***** Quoted passage

# Procrastinator of the year?



## D4vd (Sep 29, 2010)

So my final exams are coming around and I was talking to one of my friends about the inevitable, procrastinating. I told him a few things that I did to waste time and he called me the "Procrastinator of the year" and I thought surely I wouldn't be the worst. 

SO yeah, anyone want to make me feel better and tell me what you guys do to procrastinate? You know apart from the obvious hehe.


----------



## RCTACameron (Sep 29, 2010)

D4vd said:


> You know apart from the obvious hehe.



You mean solving Rubik's Cubes? Well, guess what I do...


Spoiler



I solve 2x2s.


----------



## Carson (Sep 29, 2010)

I saw this thread earlier, and thought it was a contest. I was going to enter when I first saw it... but I'm just now getting around to it.


----------



## goatseforever (Sep 29, 2010)

I only discovered speedsolving because I was randomly browsing YouTube and came across Nakajima when I should've been studying for a midterm. :tu


----------



## theace (Sep 29, 2010)

**********
***** Data rows

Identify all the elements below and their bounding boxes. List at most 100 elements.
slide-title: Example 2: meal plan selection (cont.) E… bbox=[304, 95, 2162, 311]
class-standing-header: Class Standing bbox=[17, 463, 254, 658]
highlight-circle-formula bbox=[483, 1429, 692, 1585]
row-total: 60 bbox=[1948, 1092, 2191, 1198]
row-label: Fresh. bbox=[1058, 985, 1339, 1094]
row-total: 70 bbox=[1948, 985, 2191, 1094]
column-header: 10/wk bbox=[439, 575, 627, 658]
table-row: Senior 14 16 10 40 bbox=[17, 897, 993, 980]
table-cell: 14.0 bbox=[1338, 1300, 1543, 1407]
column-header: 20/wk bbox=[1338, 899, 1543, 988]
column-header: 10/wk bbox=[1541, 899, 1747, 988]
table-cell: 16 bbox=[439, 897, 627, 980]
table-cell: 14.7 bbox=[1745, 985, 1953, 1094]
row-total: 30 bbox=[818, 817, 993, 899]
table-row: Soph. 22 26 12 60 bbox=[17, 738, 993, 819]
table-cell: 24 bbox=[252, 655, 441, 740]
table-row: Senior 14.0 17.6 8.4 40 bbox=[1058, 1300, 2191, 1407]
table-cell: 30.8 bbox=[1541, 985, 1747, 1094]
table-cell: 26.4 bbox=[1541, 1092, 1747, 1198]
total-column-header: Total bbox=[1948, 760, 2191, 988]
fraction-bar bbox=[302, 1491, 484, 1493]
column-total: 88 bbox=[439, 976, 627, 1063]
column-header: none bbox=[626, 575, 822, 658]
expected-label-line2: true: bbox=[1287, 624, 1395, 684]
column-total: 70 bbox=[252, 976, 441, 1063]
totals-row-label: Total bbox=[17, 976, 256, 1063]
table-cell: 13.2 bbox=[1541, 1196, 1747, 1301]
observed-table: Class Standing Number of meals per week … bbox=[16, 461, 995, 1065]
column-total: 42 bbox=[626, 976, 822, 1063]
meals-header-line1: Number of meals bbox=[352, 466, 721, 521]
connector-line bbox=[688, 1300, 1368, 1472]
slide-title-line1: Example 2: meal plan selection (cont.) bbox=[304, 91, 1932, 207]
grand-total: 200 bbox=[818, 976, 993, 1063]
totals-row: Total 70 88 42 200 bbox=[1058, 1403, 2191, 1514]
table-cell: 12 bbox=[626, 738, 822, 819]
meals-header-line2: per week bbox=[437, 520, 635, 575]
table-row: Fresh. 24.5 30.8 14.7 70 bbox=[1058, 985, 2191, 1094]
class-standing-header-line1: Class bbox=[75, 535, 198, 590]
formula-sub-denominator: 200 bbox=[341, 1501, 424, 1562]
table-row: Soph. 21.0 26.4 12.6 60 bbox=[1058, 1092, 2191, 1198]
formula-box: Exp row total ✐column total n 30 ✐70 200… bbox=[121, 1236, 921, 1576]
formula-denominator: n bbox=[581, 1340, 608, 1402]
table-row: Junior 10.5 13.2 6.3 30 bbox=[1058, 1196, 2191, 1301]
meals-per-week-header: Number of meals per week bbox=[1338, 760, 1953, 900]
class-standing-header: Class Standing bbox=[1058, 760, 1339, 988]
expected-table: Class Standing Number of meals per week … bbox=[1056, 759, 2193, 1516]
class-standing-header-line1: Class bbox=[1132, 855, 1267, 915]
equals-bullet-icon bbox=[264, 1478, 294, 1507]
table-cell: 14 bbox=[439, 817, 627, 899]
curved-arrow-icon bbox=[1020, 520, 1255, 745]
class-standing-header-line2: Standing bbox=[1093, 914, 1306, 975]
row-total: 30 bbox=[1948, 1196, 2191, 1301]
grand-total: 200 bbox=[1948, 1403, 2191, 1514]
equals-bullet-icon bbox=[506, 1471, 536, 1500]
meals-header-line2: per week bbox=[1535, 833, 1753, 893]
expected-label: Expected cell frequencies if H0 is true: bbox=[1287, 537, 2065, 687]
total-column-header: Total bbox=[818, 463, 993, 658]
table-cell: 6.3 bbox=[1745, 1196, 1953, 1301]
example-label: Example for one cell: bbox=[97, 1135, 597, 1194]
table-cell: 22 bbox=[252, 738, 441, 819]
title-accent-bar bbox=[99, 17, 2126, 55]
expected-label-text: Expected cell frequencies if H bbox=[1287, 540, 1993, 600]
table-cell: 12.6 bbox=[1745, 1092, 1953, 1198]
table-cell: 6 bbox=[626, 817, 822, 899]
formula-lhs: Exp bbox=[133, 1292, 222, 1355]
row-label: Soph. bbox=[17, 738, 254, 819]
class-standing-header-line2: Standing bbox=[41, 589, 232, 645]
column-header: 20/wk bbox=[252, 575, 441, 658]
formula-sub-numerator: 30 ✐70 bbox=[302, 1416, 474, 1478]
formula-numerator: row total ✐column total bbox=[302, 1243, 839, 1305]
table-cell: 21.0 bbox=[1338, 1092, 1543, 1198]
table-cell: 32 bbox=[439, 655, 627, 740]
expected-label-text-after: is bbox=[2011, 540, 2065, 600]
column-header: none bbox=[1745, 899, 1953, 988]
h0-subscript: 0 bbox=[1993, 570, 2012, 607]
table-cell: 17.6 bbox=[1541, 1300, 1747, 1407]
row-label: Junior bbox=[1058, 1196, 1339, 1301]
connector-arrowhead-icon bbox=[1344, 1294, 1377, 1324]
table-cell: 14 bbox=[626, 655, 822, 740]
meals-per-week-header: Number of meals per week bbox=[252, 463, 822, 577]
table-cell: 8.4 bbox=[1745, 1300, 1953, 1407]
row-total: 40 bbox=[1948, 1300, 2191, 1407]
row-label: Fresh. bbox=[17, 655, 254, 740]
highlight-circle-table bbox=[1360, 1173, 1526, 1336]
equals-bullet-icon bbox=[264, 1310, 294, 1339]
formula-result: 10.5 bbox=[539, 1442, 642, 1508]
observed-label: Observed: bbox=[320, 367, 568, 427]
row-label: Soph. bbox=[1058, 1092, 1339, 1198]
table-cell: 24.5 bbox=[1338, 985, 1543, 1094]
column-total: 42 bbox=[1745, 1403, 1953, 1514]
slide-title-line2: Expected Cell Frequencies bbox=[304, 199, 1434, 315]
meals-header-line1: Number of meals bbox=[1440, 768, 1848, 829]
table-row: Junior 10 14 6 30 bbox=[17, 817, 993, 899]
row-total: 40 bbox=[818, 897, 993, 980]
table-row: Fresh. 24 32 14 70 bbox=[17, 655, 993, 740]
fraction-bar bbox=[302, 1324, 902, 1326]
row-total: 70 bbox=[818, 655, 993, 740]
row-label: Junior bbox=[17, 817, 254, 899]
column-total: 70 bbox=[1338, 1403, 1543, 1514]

**********

-- Required work --
- 1) In the procrastination thread, rewrite the paragraph beginning "So my final exams are coming around" more briefly, keeping its main facts.
- 2) According to the procrastination thread, what should goatseforever have been studying for when coming across Nakajima on YouTube?
The rows come from a different source than the procrastination thread.

-- Solutions to each task --
- 1) With final exams approaching, the poster told a friend about a few ways of wasting time. The friend called the poster the "Procrastinator of the year," but the poster doubted being the worst.

- 2) A midterm.